AIM OF THE EXERCISE: Would you transcribe the whole listing exactly, minus its pictures?

ENTRIES PROVIDED:
● ● ● ●

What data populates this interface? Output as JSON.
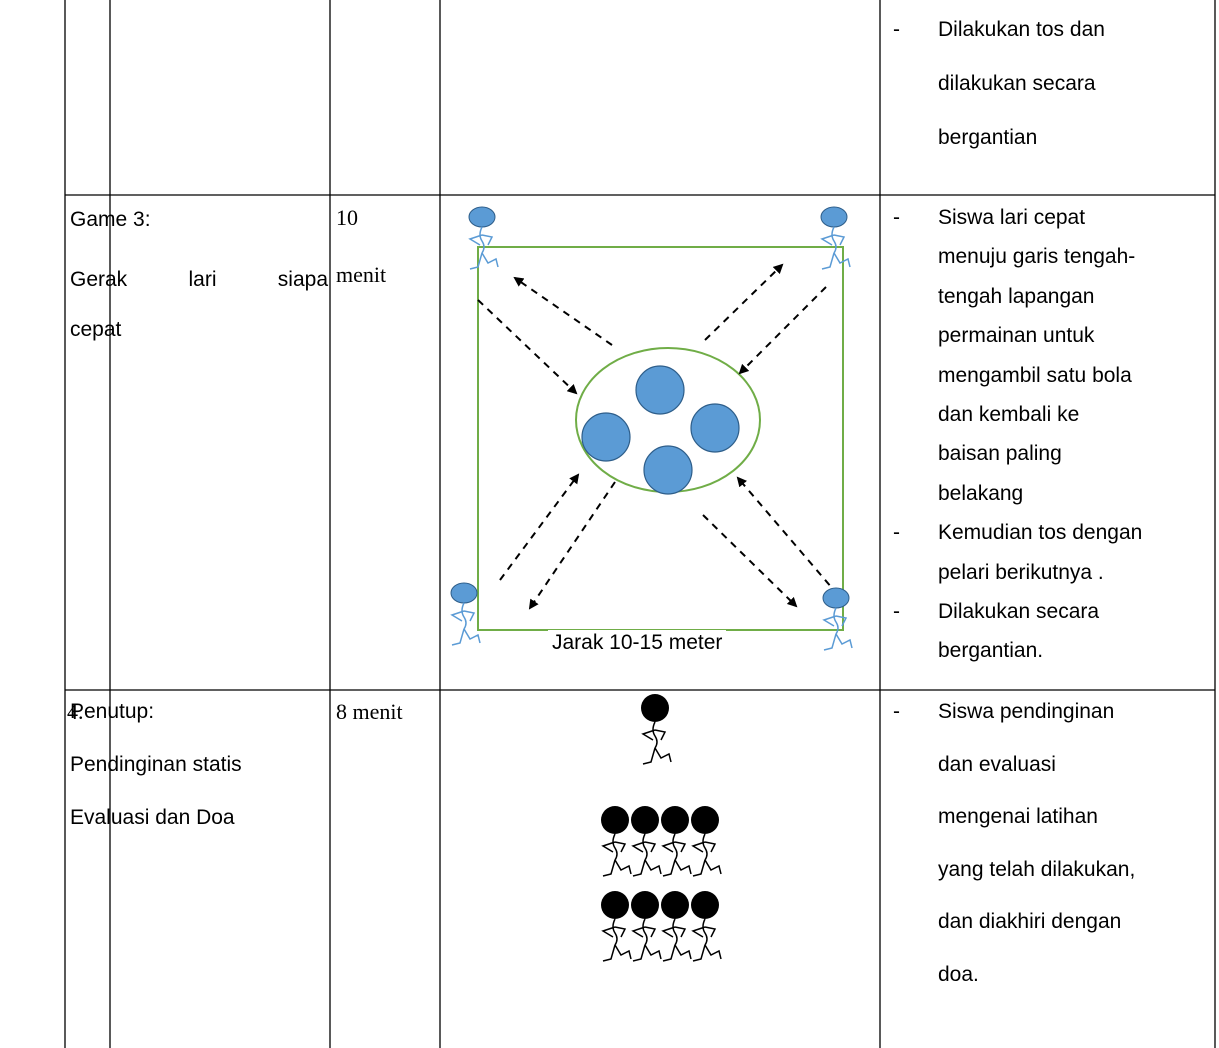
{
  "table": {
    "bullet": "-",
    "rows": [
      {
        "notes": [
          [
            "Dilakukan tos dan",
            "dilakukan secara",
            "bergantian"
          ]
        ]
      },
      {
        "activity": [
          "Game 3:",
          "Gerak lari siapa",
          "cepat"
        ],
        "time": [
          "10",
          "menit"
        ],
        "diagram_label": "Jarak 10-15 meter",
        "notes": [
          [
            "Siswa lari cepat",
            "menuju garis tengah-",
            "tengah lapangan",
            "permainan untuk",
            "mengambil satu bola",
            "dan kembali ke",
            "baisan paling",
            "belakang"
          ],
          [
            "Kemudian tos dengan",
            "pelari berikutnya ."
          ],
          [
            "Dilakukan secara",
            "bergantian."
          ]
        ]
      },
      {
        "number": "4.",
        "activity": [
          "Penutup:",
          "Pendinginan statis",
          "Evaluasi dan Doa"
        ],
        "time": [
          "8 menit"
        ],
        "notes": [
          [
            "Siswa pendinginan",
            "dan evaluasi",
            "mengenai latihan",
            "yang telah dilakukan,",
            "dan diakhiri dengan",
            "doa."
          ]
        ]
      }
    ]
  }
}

● ● ● ●

EXERCISE OUTPUT:
What data populates this interface? Output as JSON.
{
  "table": {
    "bullet": "-",
    "rows": [
      {
        "notes": [
          [
            "Dilakukan tos dan",
            "dilakukan secara",
            "bergantian"
          ]
        ]
      },
      {
        "activity": [
          "Game 3:",
          "Gerak lari siapa",
          "cepat"
        ],
        "time": [
          "10",
          "menit"
        ],
        "diagram_label": "Jarak 10-15 meter",
        "notes": [
          [
            "Siswa lari cepat",
            "menuju garis tengah-",
            "tengah lapangan",
            "permainan untuk",
            "mengambil satu bola",
            "dan kembali ke",
            "baisan paling",
            "belakang"
          ],
          [
            "Kemudian tos dengan",
            "pelari berikutnya ."
          ],
          [
            "Dilakukan secara",
            "bergantian."
          ]
        ]
      },
      {
        "number": "4.",
        "activity": [
          "Penutup:",
          "Pendinginan statis",
          "Evaluasi dan Doa"
        ],
        "time": [
          "8 menit"
        ],
        "notes": [
          [
            "Siswa pendinginan",
            "dan evaluasi",
            "mengenai latihan",
            "yang telah dilakukan,",
            "dan diakhiri dengan",
            "doa."
          ]
        ]
      }
    ]
  }
}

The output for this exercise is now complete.